TUGAS LATIHAN =
- 1) Dalam teks tentang Kapolri baru, siapa yang digantikan oleh Komjen Listyo Sigit Prabowo?
- 2) Lanjutkan teks tentang Kapolri baru setelah kalimat terakhirnya.

KUTIPAN TEKS =
------

Terpilihnya Komjen Listyo Sigit Prabowo sebagai Kapolri baru yang menggantikan Jenderal Idham Azis ramai menjadi topik perbincangan masyarakat luas. Hal tersebut bukan tanpa alasan, mengingat sejumlah permasalahan yang belum tuntas bakal menjadi beban pekerjaan ketika ia menjabat. Permasalahan tersebut, antara lain penegakan hukum, pemberantasan terorisme, pemberantasan narkoba hingga perbaikan birokrasi di tubuh Polri.

Kapolri Baru

Ketika uji kelayakan atau fit and proper test dengan Komisi III DPR RI, Komjen Listyo Sigit Prabowo menegaskan komitmennya seputar penegakan hukum serta pendekatan yang humanis. Hal tersebut mendapat apresiasi sekaligus dukungan dari Komisi III DPR RI. Namun, di tengah banjirnya dukungan terhadap Komjen Listyo SIgit Prabowo, tidak sedikit masyarakat yang meragukan komitmennya sebagai calon Kapolri terutama dalam hal penegakan hukum.

Hal tersebut berangkat dari rekam jejaknya sebagai Kabareskrim. Komjen Listyo Sigit Prabowo dinilai gagal dalam mengungkap aktor intelektual dalam kasus penyiraman air keras terhadap Novel Baswedan.

------

DATA TERSEDIA =
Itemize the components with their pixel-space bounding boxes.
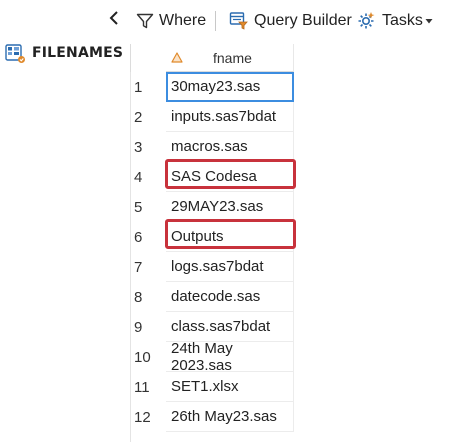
table-row: 6 Outputs — [130, 222, 294, 252]
table-cell[interactable]: 30may23.sas — [166, 72, 294, 102]
table-cell[interactable]: 29MAY23.sas — [166, 192, 294, 222]
where-button[interactable]: Where — [136, 8, 206, 34]
row-number: 9 — [134, 318, 143, 336]
toolbar: Where Query Builder Tasks — [0, 0, 474, 40]
table-row: 5 29MAY23.sas — [130, 192, 294, 222]
table-cell[interactable]: SAS Codesa — [166, 162, 294, 192]
row-number: 1 — [134, 78, 143, 96]
where-label: Where — [159, 12, 207, 29]
query-builder-icon — [229, 12, 248, 30]
row-number: 2 — [134, 108, 143, 126]
row-number: 10 — [134, 348, 151, 366]
table-cell[interactable]: class.sas7bdat — [166, 312, 294, 342]
collapse-panel-button[interactable] — [104, 6, 124, 30]
table-cell[interactable]: Outputs — [166, 222, 294, 252]
table-row: 9 class.sas7bdat — [130, 312, 294, 342]
tasks-gear-icon — [358, 12, 375, 29]
table-cell[interactable]: SET1.xlsx — [166, 372, 294, 402]
row-number: 4 — [134, 168, 143, 186]
table-cell[interactable]: datecode.sas — [166, 282, 294, 312]
row-number: 12 — [134, 408, 151, 426]
chevron-left-icon — [109, 11, 118, 25]
table-cell[interactable]: logs.sas7bdat — [166, 252, 294, 282]
table-row: 2 inputs.sas7bdat — [130, 102, 294, 132]
table-row: 1 30may23.sas — [130, 72, 294, 102]
row-number: 5 — [134, 198, 143, 216]
caret-down-icon — [425, 19, 433, 24]
character-column-icon — [171, 52, 183, 63]
toolbar-separator — [215, 11, 216, 31]
table-row: 11 SET1.xlsx — [130, 372, 294, 402]
table-row: 8 datecode.sas — [130, 282, 294, 312]
dataset-table-icon — [5, 44, 25, 63]
table-cell[interactable]: inputs.sas7bdat — [166, 102, 294, 132]
column-header-label: fname — [213, 49, 252, 66]
dataset-name: FILENAMES — [32, 45, 124, 61]
table-row: 10 24th May 2023.sas — [130, 340, 294, 374]
table-cell[interactable]: 24th May 2023.sas — [166, 340, 294, 374]
column-header-fname[interactable]: fname — [166, 44, 294, 72]
row-number: 8 — [134, 288, 143, 306]
row-number: 11 — [134, 378, 150, 396]
tasks-label: Tasks — [382, 12, 423, 29]
table-row: 4 SAS Codesa — [130, 162, 294, 192]
row-number: 3 — [134, 138, 143, 156]
grid-divider — [130, 44, 131, 72]
row-number: 6 — [134, 228, 143, 246]
query-builder-label: Query Builder — [254, 12, 352, 29]
table-row: 7 logs.sas7bdat — [130, 252, 294, 282]
data-table: 1 30may23.sas 2 inputs.sas7bdat 3 macros… — [130, 72, 294, 432]
filter-funnel-icon — [136, 13, 154, 29]
table-cell[interactable]: 26th May23.sas — [166, 402, 294, 432]
query-builder-button[interactable]: Query Builder — [229, 8, 352, 34]
table-cell[interactable]: macros.sas — [166, 132, 294, 162]
dataset-title: FILENAMES — [4, 40, 123, 66]
table-row: 12 26th May23.sas — [130, 402, 294, 432]
table-row: 3 macros.sas — [130, 132, 294, 162]
tasks-button[interactable]: Tasks — [357, 8, 433, 34]
row-number: 7 — [134, 258, 143, 276]
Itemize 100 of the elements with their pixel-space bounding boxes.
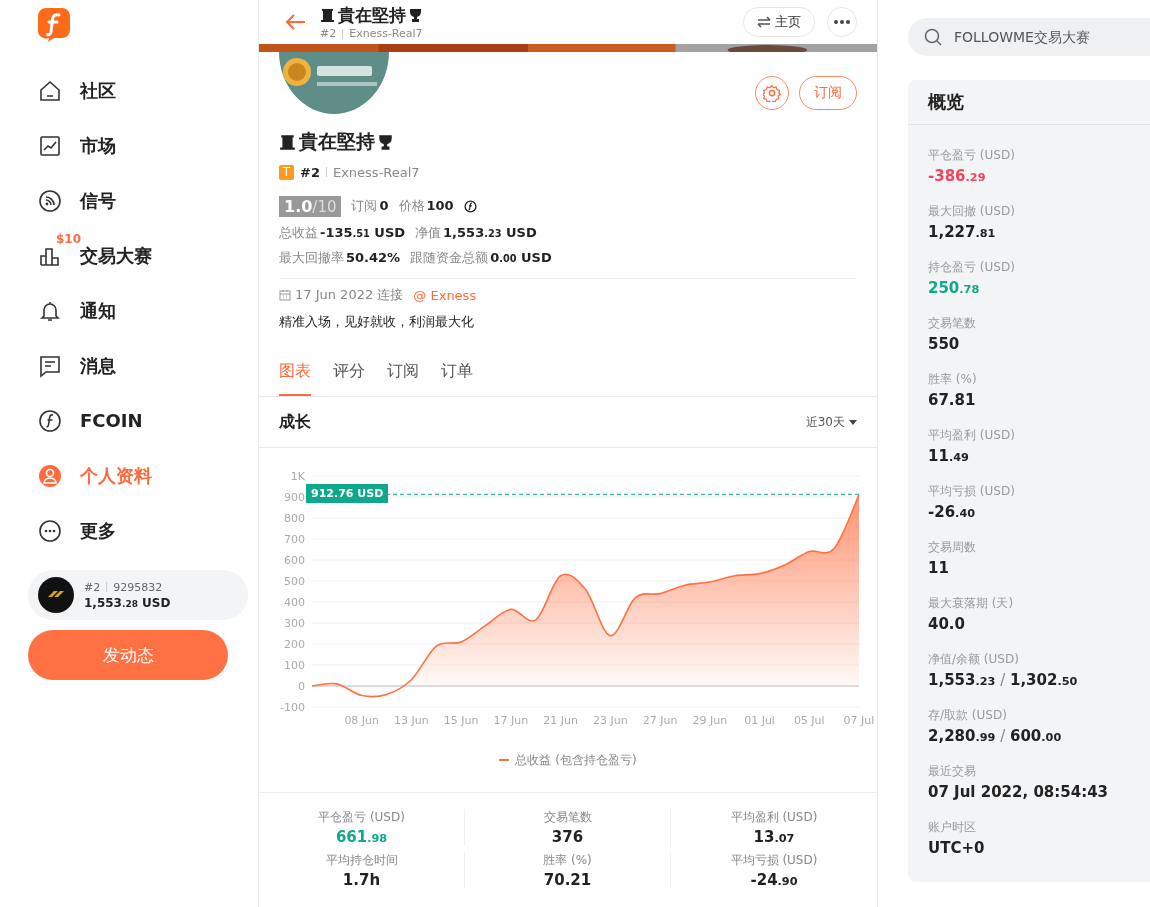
calendar-icon	[279, 289, 291, 301]
stat-value: 70.21	[543, 871, 592, 889]
rating-badge: 1.0/10	[279, 195, 342, 217]
stat-value: 1,227.81	[928, 223, 997, 241]
stat-label: 最大回撤 (USD)	[928, 203, 1016, 220]
axis-label: 800	[284, 512, 305, 525]
account-id: 9295832	[113, 580, 163, 594]
swap-icon	[757, 16, 771, 28]
axis-label: 1K	[290, 470, 305, 483]
nav-item[interactable]: FCOIN	[38, 393, 230, 448]
profile-stat: 净值 1,553.23 USD	[415, 224, 537, 242]
account-balance: 1,553.28 USD	[84, 595, 171, 610]
stat-value: 2,280.99 / 600.00	[928, 727, 1063, 745]
nav-item[interactable]: 更多	[38, 503, 230, 558]
stat-label: 交易笔数	[543, 809, 592, 826]
profile-stat: 最大回撤率 50.42%	[279, 249, 401, 267]
profile-bio: 精准入场，见好就收，利润最大化	[279, 313, 475, 331]
nav-item[interactable]: 通知	[38, 283, 230, 338]
search-icon	[924, 28, 942, 46]
connected-date: 17 Jun 2022 连接	[295, 286, 404, 304]
stat-label: 平均盈利 (USD)	[730, 809, 818, 826]
axis-label: 08 Jun	[344, 714, 380, 727]
panel-title: 概览	[908, 80, 1150, 125]
home-button[interactable]: 主页	[743, 7, 815, 37]
account-rank: #2	[84, 580, 101, 594]
caret-icon	[849, 419, 857, 425]
nav-item[interactable]: 市场	[38, 118, 230, 173]
stat-label: 平均亏损 (USD)	[928, 483, 1016, 500]
broker-logo-icon	[38, 577, 74, 613]
nav-item[interactable]: 消息	[38, 338, 230, 393]
axis-label: 600	[284, 554, 305, 567]
axis-label: -100	[280, 701, 305, 714]
axis-label: 23 Jun	[593, 714, 628, 727]
stat-value: 07 Jul 2022, 08:54:43	[928, 783, 1109, 801]
header-title: 貴在堅持	[338, 4, 406, 27]
stat-label: 交易周数	[928, 539, 977, 556]
stat-value: 67.81	[928, 391, 977, 409]
stat-label: 平均持仓时间	[325, 852, 398, 869]
axis-label: 400	[284, 596, 305, 609]
stat-value: 1.7h	[342, 871, 381, 889]
tab[interactable]: 订单	[441, 351, 473, 396]
nav-item[interactable]: $10 交易大赛	[38, 228, 230, 283]
logo-icon[interactable]	[38, 8, 70, 42]
stat-value: UTC+0	[928, 839, 986, 857]
stat-label: 净值/余额 (USD)	[928, 651, 1020, 668]
stat-value: 661.98	[335, 828, 388, 846]
value-label: 912.76 USD	[306, 484, 389, 504]
axis-label: 200	[284, 638, 305, 651]
stat-value: 40.0	[928, 615, 966, 633]
trophy-icon	[378, 133, 393, 151]
period-dropdown[interactable]: 近30天	[805, 413, 857, 431]
stat-value: 250.78	[928, 279, 981, 297]
tab[interactable]: 评分	[333, 351, 365, 396]
axis-label: 300	[284, 617, 305, 630]
account-card[interactable]: #2 9295832 1,553.28 USD	[28, 570, 248, 620]
stat-value: 11.49	[928, 447, 970, 465]
stat-label: 最近交易	[928, 763, 977, 780]
stat-value: -26.40	[928, 503, 977, 521]
profile-stat: 总收益-135.51 USD	[279, 224, 406, 242]
legend-label: 总收益 (包含持仓盈亏)	[515, 751, 637, 769]
stat-value: 376	[551, 828, 584, 846]
axis-label: 17 Jun	[493, 714, 529, 727]
axis-label: 0	[298, 680, 305, 693]
axis-label: 29 Jun	[692, 714, 728, 727]
search-field[interactable]: FOLLOWME交易大赛	[908, 18, 1150, 56]
stat-label: 胜率 (%)	[543, 852, 592, 869]
header-server: Exness-Real7	[349, 27, 423, 40]
user-icon	[38, 463, 62, 488]
stat-label: 最大衰落期 (天)	[928, 595, 1015, 612]
tab[interactable]: 订阅	[387, 351, 419, 396]
tier-badge: T	[279, 164, 294, 180]
more-button[interactable]	[827, 7, 857, 37]
stat-value: 13.07	[753, 828, 795, 846]
stat-value: 1,553.23 / 1,302.50	[928, 671, 1079, 689]
stat-label: 账户时区	[928, 819, 977, 836]
stat-value: 11	[928, 559, 950, 577]
stat-value: 550	[928, 335, 961, 353]
axis-label: 100	[284, 659, 305, 672]
axis-label: 700	[284, 533, 305, 546]
trophy-icon	[409, 8, 422, 23]
axis-label: 500	[284, 575, 305, 588]
axis-label: 01 Jul	[744, 714, 775, 727]
rss-icon	[38, 188, 62, 213]
coin-icon	[38, 408, 62, 433]
nav-item[interactable]: 社区	[38, 63, 230, 118]
nav-item[interactable]: 信号	[38, 173, 230, 228]
more-icon	[38, 518, 62, 543]
stat-value: -24.90	[750, 871, 798, 889]
axis-label: 27 Jun	[642, 714, 678, 727]
stat-label: 平仓盈亏 (USD)	[318, 809, 405, 826]
message-icon	[38, 353, 62, 378]
stat-label: 存/取款 (USD)	[928, 707, 1008, 724]
stat-label: 交易笔数	[928, 315, 977, 332]
settings-icon	[763, 84, 781, 102]
settings-button[interactable]	[755, 76, 789, 110]
axis-label: 21 Jun	[543, 714, 578, 727]
profile-server: Exness-Real7	[332, 164, 420, 180]
stat-label: 平仓盈亏 (USD)	[928, 147, 1016, 164]
back-arrow-icon[interactable]	[286, 14, 306, 30]
axis-label: 13 Jun	[394, 714, 429, 727]
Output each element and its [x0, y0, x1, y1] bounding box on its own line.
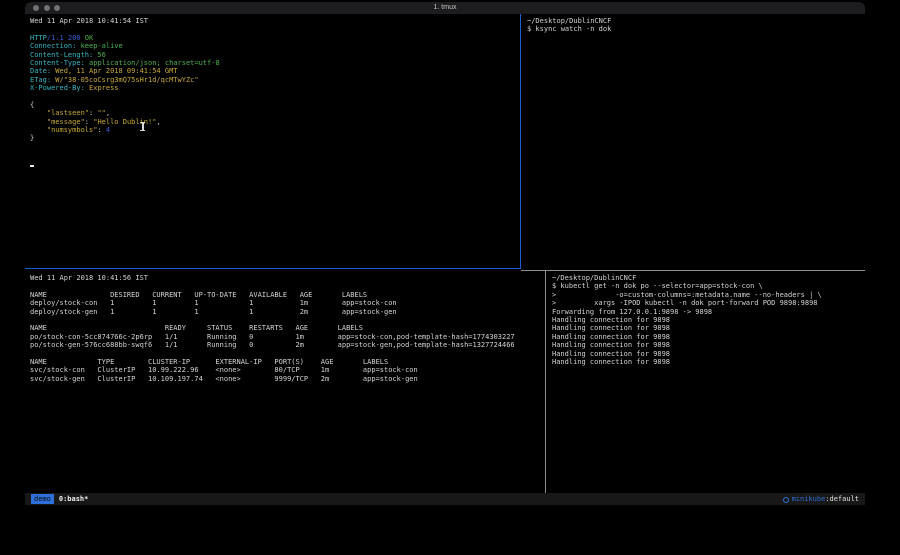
terminal-line [30, 282, 544, 290]
terminal-cursor [30, 165, 34, 168]
terminal-line: ETag: W/"38-05coCsrg3mQ75sHr1d/qcMTwYZc" [30, 76, 519, 84]
terminal-line [30, 316, 544, 324]
terminal-line: "message": "Hello Dublin!", [30, 118, 519, 126]
kube-namespace-label: :default [825, 493, 859, 505]
terminal-line: Forwarding from 127.0.0.1:9898 -> 9898 [552, 308, 865, 316]
terminal-line: Connection: keep-alive [30, 42, 519, 50]
terminal-line: svc/stock-gen ClusterIP 10.109.197.74 <n… [30, 375, 544, 383]
terminal-line: > xargs -IPOD kubectl -n dok port-forwar… [552, 299, 865, 307]
terminal-area: Wed 11 Apr 2018 10:41:54 IST HTTP/1.1 20… [25, 14, 865, 493]
pane-http-response[interactable]: Wed 11 Apr 2018 10:41:54 IST HTTP/1.1 20… [25, 14, 519, 267]
terminal-line [30, 93, 519, 101]
window-tab-bash[interactable]: 0:bash* [59, 493, 89, 505]
terminal-line: po/stock-gen-576cc688bb-swqf6 1/1 Runnin… [30, 341, 544, 349]
window-title: 1. tmux [25, 2, 865, 14]
terminal-line: "numsymbols": 4 [30, 126, 519, 134]
window-titlebar[interactable]: 1. tmux [25, 2, 865, 14]
terminal-line: HTTP/1.1 200 OK [30, 34, 519, 42]
mouse-text-cursor [142, 122, 144, 131]
pane-ksync-watch[interactable]: ~/Desktop/DublinCNCF$ ksync watch -n dok [522, 14, 865, 267]
terminal-line: $ kubectl get -n dok po --selector=app=s… [552, 282, 865, 290]
terminal-line: $ ksync watch -n dok [527, 25, 865, 33]
terminal-line: } [30, 134, 519, 142]
terminal-line: deploy/stock-gen 1 1 1 1 2m app=stock-ge… [30, 308, 544, 316]
terminal-line: Wed 11 Apr 2018 10:41:54 IST [30, 17, 519, 25]
terminal-line [30, 350, 544, 358]
terminal-line: "lastseen": "", [30, 109, 519, 117]
terminal-line: Handling connection for 9898 [552, 324, 865, 332]
pane-divider-horizontal[interactable] [521, 270, 865, 271]
terminal-line: NAME DESIRED CURRENT UP-TO-DATE AVAILABL… [30, 291, 544, 299]
terminal-line: > -o=custom-columns=:metadata.name --no-… [552, 291, 865, 299]
helm-icon [783, 497, 789, 503]
terminal-line [30, 143, 519, 151]
terminal-line: X-Powered-By: Express [30, 84, 519, 92]
pane-divider-horizontal-active[interactable] [25, 268, 521, 269]
desktop-background: 1. tmux Wed 11 Apr 2018 10:41:54 IST HTT… [0, 0, 900, 555]
terminal-line: ~/Desktop/DublinCNCF [527, 17, 865, 25]
terminal-line: svc/stock-con ClusterIP 10.99.222.96 <no… [30, 366, 544, 374]
terminal-line: NAME READY STATUS RESTARTS AGE LABELS [30, 324, 544, 332]
terminal-line: Content-Length: 56 [30, 51, 519, 59]
pane-divider-vertical-active[interactable] [520, 14, 521, 269]
terminal-line [30, 25, 519, 33]
terminal-line: { [30, 101, 519, 109]
pane-port-forward[interactable]: ~/Desktop/DublinCNCF$ kubectl get -n dok… [547, 271, 865, 493]
terminal-line: Wed 11 Apr 2018 10:41:56 IST [30, 274, 544, 282]
terminal-line: Content-Type: application/json; charset=… [30, 59, 519, 67]
terminal-line: Handling connection for 9898 [552, 350, 865, 358]
terminal-line: Handling connection for 9898 [552, 358, 865, 366]
terminal-line: ~/Desktop/DublinCNCF [552, 274, 865, 282]
terminal-line: Date: Wed, 11 Apr 2018 09:41:54 GMT [30, 67, 519, 75]
terminal-window: 1. tmux Wed 11 Apr 2018 10:41:54 IST HTT… [25, 2, 865, 505]
terminal-line: deploy/stock-con 1 1 1 1 1m app=stock-co… [30, 299, 544, 307]
kube-context-label: minikube [792, 493, 826, 505]
terminal-line: po/stock-con-5cc874766c-2p6rp 1/1 Runnin… [30, 333, 544, 341]
terminal-line: Handling connection for 9898 [552, 316, 865, 324]
terminal-line [30, 151, 519, 159]
terminal-line: NAME TYPE CLUSTER-IP EXTERNAL-IP PORT(S)… [30, 358, 544, 366]
terminal-line [30, 160, 519, 168]
pane-kubectl-resources[interactable]: Wed 11 Apr 2018 10:41:56 IST NAME DESIRE… [25, 271, 544, 493]
terminal-line: Handling connection for 9898 [552, 341, 865, 349]
session-name-badge: demo [31, 494, 54, 504]
pane-divider-vertical[interactable] [545, 271, 546, 493]
terminal-line: Handling connection for 9898 [552, 333, 865, 341]
tmux-status-bar: demo 0:bash* minikube :default [25, 493, 865, 505]
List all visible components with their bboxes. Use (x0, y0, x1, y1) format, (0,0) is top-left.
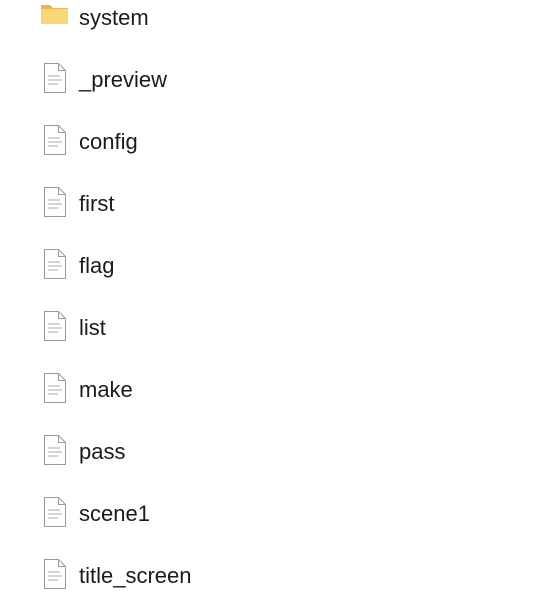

------

KUNCI JAWABAN =
- 1) Jenderal Idham Azis.

- 2)
Selain itu, peristiwa terbaru seputar penembakan 6 laskar FPI atau yang biasa dikenal dengan Peristiwa KM 50 juga masih belum menemukan titik terang. Tidak berhenti dalam kasus pelanggaran HAM, kasus penindakan seputar ujaran kebencian dan hoaks juga menjadi sorotan. Banyak yang menilai, Polri tebang pilih dalam penangkapan atau pengusutan kasus ujaran kebencian.

Berangkat dari permasalahan-permasalahan di atas, banyak pihak yang skeptis akan pergantian Kapolri baru. Krisis kepercayaan publik terhadap Polri tentunya juga akan menjadi pekerjaan rumah bagi Komjen Listyo Sigit Prabowo.

Akan tetapi, di tengah sikap skeptis tersebut, tentunya kita patut bersyukur karena Polri pernah melahirkan sosok polisi yang berintegritas, tegas serta progresif. Ia adalah Jenderal Hoegeng Iman Santoso. Sosok polisi jujur yang pernah disinggung Gus Dur. Lantas bagaimana kiprah Jenderal Hoegeng selama menjabat sebagai Kapolri?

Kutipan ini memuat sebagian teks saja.